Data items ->
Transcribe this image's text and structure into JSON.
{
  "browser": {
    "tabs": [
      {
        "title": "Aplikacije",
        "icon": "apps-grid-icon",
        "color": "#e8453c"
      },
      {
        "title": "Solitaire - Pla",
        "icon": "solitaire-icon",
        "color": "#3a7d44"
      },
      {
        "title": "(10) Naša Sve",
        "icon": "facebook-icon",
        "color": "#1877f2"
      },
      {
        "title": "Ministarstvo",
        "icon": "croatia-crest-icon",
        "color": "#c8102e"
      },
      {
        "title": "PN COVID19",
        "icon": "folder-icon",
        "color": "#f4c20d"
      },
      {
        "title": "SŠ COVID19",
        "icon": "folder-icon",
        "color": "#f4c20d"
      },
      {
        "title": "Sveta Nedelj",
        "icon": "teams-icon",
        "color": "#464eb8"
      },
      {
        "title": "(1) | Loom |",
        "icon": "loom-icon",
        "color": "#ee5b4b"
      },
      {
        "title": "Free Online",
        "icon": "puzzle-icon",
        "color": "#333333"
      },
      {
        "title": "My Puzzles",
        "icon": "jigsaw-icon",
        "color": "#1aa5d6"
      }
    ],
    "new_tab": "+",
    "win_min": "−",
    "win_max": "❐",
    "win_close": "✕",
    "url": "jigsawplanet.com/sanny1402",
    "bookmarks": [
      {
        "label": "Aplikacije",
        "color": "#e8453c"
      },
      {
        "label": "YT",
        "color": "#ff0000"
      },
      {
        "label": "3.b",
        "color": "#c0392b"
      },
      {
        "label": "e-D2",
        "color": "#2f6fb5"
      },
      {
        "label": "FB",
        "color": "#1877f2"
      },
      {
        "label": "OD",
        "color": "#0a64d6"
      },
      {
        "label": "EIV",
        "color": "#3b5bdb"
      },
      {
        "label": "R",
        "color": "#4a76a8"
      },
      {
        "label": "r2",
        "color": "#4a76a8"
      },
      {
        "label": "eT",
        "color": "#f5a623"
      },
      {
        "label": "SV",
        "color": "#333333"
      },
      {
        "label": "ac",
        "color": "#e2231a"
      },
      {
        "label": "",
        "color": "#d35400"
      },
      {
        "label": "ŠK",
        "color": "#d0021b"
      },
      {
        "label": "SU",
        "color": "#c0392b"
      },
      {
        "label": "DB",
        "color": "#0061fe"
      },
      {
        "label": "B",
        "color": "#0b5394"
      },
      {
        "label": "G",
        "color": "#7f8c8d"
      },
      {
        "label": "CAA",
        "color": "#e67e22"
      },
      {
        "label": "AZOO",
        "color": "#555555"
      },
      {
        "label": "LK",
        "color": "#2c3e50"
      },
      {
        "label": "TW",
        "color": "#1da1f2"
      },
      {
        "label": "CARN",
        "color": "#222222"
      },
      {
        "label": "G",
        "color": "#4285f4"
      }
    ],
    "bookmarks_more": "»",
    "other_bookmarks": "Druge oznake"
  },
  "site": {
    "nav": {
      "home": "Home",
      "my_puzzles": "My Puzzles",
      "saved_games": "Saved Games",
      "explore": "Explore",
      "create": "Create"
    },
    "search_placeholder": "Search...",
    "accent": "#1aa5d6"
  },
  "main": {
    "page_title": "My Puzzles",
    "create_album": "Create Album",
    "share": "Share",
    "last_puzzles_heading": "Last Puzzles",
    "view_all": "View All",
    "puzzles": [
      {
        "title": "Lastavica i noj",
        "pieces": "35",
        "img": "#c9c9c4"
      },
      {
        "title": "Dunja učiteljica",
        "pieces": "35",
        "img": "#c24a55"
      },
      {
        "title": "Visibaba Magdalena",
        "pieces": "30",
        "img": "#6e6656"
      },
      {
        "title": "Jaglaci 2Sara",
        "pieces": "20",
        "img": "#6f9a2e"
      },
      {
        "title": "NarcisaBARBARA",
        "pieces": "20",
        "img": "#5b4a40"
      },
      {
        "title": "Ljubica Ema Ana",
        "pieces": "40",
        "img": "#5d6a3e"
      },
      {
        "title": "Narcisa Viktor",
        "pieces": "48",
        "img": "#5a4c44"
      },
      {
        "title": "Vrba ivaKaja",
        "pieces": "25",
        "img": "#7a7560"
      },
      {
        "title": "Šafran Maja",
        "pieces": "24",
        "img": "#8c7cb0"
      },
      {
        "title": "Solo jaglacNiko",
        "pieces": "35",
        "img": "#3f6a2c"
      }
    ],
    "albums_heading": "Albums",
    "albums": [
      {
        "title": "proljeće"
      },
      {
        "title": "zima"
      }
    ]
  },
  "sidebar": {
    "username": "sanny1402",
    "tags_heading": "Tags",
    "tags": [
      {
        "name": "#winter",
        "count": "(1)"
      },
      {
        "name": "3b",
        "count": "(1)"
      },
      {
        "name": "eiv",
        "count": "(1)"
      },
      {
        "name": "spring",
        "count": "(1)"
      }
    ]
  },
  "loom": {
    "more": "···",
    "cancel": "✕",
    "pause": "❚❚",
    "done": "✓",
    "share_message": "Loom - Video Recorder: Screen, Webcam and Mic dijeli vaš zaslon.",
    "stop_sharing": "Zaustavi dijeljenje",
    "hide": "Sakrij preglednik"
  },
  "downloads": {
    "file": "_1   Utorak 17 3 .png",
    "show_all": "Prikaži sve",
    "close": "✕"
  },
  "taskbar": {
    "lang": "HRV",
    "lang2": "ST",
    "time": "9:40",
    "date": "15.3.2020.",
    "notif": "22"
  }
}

SET EXERCISE -> Please give back all of the records exactly as written.

WRITTEN REPLY ->
Transcribe this image's text and structure into JSON.
{
  "browser": {
    "tabs": [
      {
        "title": "Aplikacije",
        "icon": "apps-grid-icon",
        "color": "#e8453c"
      },
      {
        "title": "Solitaire - Pla",
        "icon": "solitaire-icon",
        "color": "#3a7d44"
      },
      {
        "title": "(10) Naša Sve",
        "icon": "facebook-icon",
        "color": "#1877f2"
      },
      {
        "title": "Ministarstvo",
        "icon": "croatia-crest-icon",
        "color": "#c8102e"
      },
      {
        "title": "PN COVID19",
        "icon": "folder-icon",
        "color": "#f4c20d"
      },
      {
        "title": "SŠ COVID19",
        "icon": "folder-icon",
        "color": "#f4c20d"
      },
      {
        "title": "Sveta Nedelj",
        "icon": "teams-icon",
        "color": "#464eb8"
      },
      {
        "title": "(1) | Loom |",
        "icon": "loom-icon",
        "color": "#ee5b4b"
      },
      {
        "title": "Free Online",
        "icon": "puzzle-icon",
        "color": "#333333"
      },
      {
        "title": "My Puzzles",
        "icon": "jigsaw-icon",
        "color": "#1aa5d6"
      }
    ],
    "new_tab": "+",
    "win_min": "−",
    "win_max": "❐",
    "win_close": "✕",
    "url": "jigsawplanet.com/sanny1402",
    "bookmarks": [
      {
        "label": "Aplikacije",
        "color": "#e8453c"
      },
      {
        "label": "YT",
        "color": "#ff0000"
      },
      {
        "label": "3.b",
        "color": "#c0392b"
      },
      {
        "label": "e-D2",
        "color": "#2f6fb5"
      },
      {
        "label": "FB",
        "color": "#1877f2"
      },
      {
        "label": "OD",
        "color": "#0a64d6"
      },
      {
        "label": "EIV",
        "color": "#3b5bdb"
      },
      {
        "label": "R",
        "color": "#4a76a8"
      },
      {
        "label": "r2",
        "color": "#4a76a8"
      },
      {
        "label": "eT",
        "color": "#f5a623"
      },
      {
        "label": "SV",
        "color": "#333333"
      },
      {
        "label": "ac",
        "color": "#e2231a"
      },
      {
        "label": "",
        "color": "#d35400"
      },
      {
        "label": "ŠK",
        "color": "#d0021b"
      },
      {
        "label": "SU",
        "color": "#c0392b"
      },
      {
        "label": "DB",
        "color": "#0061fe"
      },
      {
        "label": "B",
        "color": "#0b5394"
      },
      {
        "label": "G",
        "color": "#7f8c8d"
      },
      {
        "label": "CAA",
        "color": "#e67e22"
      },
      {
        "label": "AZOO",
        "color": "#555555"
      },
      {
        "label": "LK",
        "color": "#2c3e50"
      },
      {
        "label": "TW",
        "color": "#1da1f2"
      },
      {
        "label": "CARN",
        "color": "#222222"
      },
      {
        "label": "G",
        "color": "#4285f4"
      }
    ],
    "bookmarks_more": "»",
    "other_bookmarks": "Druge oznake"
  },
  "site": {
    "nav": {
      "home": "Home",
      "my_puzzles": "My Puzzles",
      "saved_games": "Saved Games",
      "explore": "Explore",
      "create": "Create"
    },
    "search_placeholder": "Search...",
    "accent": "#1aa5d6"
  },
  "main": {
    "page_title": "My Puzzles",
    "create_album": "Create Album",
    "share": "Share",
    "last_puzzles_heading": "Last Puzzles",
    "view_all": "View All",
    "puzzles": [
      {
        "title": "Lastavica i noj",
        "pieces": "35",
        "img": "#c9c9c4"
      },
      {
        "title": "Dunja učiteljica",
        "pieces": "35",
        "img": "#c24a55"
      },
      {
        "title": "Visibaba Magdalena",
        "pieces": "30",
        "img": "#6e6656"
      },
      {
        "title": "Jaglaci 2Sara",
        "pieces": "20",
        "img": "#6f9a2e"
      },
      {
        "title": "NarcisaBARBARA",
        "pieces": "20",
        "img": "#5b4a40"
      },
      {
        "title": "Ljubica Ema Ana",
        "pieces": "40",
        "img": "#5d6a3e"
      },
      {
        "title": "Narcisa Viktor",
        "pieces": "48",
        "img": "#5a4c44"
      },
      {
        "title": "Vrba ivaKaja",
        "pieces": "25",
        "img": "#7a7560"
      },
      {
        "title": "Šafran Maja",
        "pieces": "24",
        "img": "#8c7cb0"
      },
      {
        "title": "Solo jaglacNiko",
        "pieces": "35",
        "img": "#3f6a2c"
      }
    ],
    "albums_heading": "Albums",
    "albums": [
      {
        "title": "proljeće"
      },
      {
        "title": "zima"
      }
    ]
  },
  "sidebar": {
    "username": "sanny1402",
    "tags_heading": "Tags",
    "tags": [
      {
        "name": "#winter",
        "count": "(1)"
      },
      {
        "name": "3b",
        "count": "(1)"
      },
      {
        "name": "eiv",
        "count": "(1)"
      },
      {
        "name": "spring",
        "count": "(1)"
      }
    ]
  },
  "loom": {
    "more": "···",
    "cancel": "✕",
    "pause": "❚❚",
    "done": "✓",
    "share_message": "Loom - Video Recorder: Screen, Webcam and Mic dijeli vaš zaslon.",
    "stop_sharing": "Zaustavi dijeljenje",
    "hide": "Sakrij preglednik"
  },
  "downloads": {
    "file": "_1   Utorak 17 3 .png",
    "show_all": "Prikaži sve",
    "close": "✕"
  },
  "taskbar": {
    "lang": "HRV",
    "lang2": "ST",
    "time": "9:40",
    "date": "15.3.2020.",
    "notif": "22"
  }
}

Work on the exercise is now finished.